> [READING PASSAGE]
--------

People were seriously burned out on "Feelings" by the end of the chart run. And the single's sales didn't spread to the album, which barely cracked the Top 40. Maybe a second hit from the album would have done the trick.



And "Sweet Loving Man" was that single (man, that's an awkward fade).

Radio (especially Top 40) yawned. It got some traction on Adult Contemporary---but not enough to send listeners scurrying to the record store to pick up the LP.

There's an old showbiz saying: "Leave them wanting more." If "Feelings" had only been around ten weeks, people might have wanted to hear more from the artist who recorded it.
 
I never heard anything by Albert after Feelings. It was truly overplayed in this area and people I know did like it. It did spend a tremendous amount of time in the Hot 100 but the followup single did not get any airplay on the stations I listened to at the time.
 
That "Feelings" song worked its way into the history books as an overplayed hit that wore out its welcome and is now in the "made fun of" category. It would go along with:

Seasons In The Sun - Terry Jacks
Honey - Bobby Goldsboro
You Light Up My Life - Debby Boone
We Built This City - Starship
Muskrat Love - America and Captain & Tennille
Billy, Don't Be A Hero - Bo Donaldson and the Heywoods
You're Having My Baby - Paul Anka
Escape - Rupert Holmes
Tie A Yellow Ribbon - Tony Orlando & Dawn
Delta Dawn - Helen Reddy

A few of things bother me about some of the songs on that list.

- Morris Albert's "Feelings" is often lumped in with Herb Alpert because a large part of the "masses are asses" crown can't tell the difference between Alpert and Albert.

- The Poppy Family's excellent record of "Which Way You Going Billy?" is often put down because those same "masses" confuse the "Billy" songs.

- I'm an admirer of Rupert Holmes and think the negative judging of "Escape" is unwarranted, but that's just me.

--------

> [DATA ENTRIES]
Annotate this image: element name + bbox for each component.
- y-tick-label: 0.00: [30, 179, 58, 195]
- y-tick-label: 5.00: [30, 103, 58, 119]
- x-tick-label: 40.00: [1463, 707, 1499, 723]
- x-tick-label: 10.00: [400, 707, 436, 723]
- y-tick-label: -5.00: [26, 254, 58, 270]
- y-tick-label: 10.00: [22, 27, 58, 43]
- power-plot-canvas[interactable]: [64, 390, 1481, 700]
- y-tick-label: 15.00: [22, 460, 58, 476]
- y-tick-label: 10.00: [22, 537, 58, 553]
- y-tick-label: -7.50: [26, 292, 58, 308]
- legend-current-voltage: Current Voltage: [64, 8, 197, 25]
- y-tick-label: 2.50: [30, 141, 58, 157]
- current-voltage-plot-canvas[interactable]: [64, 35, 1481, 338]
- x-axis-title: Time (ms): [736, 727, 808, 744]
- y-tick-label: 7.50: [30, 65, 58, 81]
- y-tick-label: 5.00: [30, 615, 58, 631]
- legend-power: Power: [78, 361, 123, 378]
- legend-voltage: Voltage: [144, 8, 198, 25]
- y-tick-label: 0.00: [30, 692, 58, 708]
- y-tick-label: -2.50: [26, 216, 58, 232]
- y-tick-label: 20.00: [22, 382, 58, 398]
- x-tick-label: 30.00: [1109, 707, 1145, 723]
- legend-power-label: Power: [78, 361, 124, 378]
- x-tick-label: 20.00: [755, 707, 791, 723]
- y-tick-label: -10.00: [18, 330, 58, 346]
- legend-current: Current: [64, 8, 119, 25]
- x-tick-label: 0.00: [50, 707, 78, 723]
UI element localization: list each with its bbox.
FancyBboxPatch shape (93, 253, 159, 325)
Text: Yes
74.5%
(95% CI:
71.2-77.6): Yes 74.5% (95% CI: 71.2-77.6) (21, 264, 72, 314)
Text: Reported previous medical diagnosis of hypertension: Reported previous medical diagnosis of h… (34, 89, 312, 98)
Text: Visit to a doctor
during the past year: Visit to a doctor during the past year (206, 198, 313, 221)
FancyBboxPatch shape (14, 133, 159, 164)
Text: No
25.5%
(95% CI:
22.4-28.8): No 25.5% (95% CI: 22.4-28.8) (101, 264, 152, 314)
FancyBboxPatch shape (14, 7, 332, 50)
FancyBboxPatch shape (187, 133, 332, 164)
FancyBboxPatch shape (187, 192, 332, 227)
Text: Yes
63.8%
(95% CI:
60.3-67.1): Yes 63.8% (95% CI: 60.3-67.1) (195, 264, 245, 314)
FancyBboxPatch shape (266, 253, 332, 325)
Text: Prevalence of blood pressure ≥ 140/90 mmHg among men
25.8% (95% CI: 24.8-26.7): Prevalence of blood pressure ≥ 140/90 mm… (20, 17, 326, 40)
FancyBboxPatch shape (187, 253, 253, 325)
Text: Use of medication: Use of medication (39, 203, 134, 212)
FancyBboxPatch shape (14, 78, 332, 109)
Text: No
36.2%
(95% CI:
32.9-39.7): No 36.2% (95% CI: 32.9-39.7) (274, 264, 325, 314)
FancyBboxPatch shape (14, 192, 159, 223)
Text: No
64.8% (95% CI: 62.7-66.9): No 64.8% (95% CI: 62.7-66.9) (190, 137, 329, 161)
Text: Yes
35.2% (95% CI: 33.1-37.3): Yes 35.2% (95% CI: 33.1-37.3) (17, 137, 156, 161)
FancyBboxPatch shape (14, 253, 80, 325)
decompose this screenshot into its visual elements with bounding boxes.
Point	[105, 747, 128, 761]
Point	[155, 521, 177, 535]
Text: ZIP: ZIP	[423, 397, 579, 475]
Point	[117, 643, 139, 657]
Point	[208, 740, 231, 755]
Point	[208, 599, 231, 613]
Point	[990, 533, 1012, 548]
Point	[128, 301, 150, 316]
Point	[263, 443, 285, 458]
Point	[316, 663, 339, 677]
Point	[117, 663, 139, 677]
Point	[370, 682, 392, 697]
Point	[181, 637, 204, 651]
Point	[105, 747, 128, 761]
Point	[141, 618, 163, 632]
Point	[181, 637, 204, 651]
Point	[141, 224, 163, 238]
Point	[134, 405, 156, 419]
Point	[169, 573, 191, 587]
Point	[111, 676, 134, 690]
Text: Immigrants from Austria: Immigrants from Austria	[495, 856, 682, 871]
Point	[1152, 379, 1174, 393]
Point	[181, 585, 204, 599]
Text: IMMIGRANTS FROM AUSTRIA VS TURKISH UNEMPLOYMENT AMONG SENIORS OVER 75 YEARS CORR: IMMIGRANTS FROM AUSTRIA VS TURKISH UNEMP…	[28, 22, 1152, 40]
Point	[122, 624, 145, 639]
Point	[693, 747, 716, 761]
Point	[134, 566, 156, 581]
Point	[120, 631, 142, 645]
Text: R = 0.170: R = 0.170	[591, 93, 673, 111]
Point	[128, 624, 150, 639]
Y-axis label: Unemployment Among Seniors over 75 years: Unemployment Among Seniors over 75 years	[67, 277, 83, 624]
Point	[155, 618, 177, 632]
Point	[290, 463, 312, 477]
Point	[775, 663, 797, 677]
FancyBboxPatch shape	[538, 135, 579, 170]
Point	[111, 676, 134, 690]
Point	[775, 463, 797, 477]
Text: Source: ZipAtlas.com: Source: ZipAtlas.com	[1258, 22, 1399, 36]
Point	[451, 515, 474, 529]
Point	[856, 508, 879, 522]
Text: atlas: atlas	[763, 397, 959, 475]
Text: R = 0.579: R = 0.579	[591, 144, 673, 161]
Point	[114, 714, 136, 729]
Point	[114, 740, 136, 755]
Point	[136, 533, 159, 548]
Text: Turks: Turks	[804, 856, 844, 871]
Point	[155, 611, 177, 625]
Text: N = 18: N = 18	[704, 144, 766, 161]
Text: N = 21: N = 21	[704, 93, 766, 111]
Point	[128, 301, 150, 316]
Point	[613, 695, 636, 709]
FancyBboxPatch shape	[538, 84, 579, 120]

--------

> [AIM OF THE TASK]
According to the passage about the song "Feelings," how did the album do on the charts? The listing is separate material and has no connection to the passage about the song "Feelings."

> [SOLUTION TO THIS TASK]
It barely cracked the Top 40.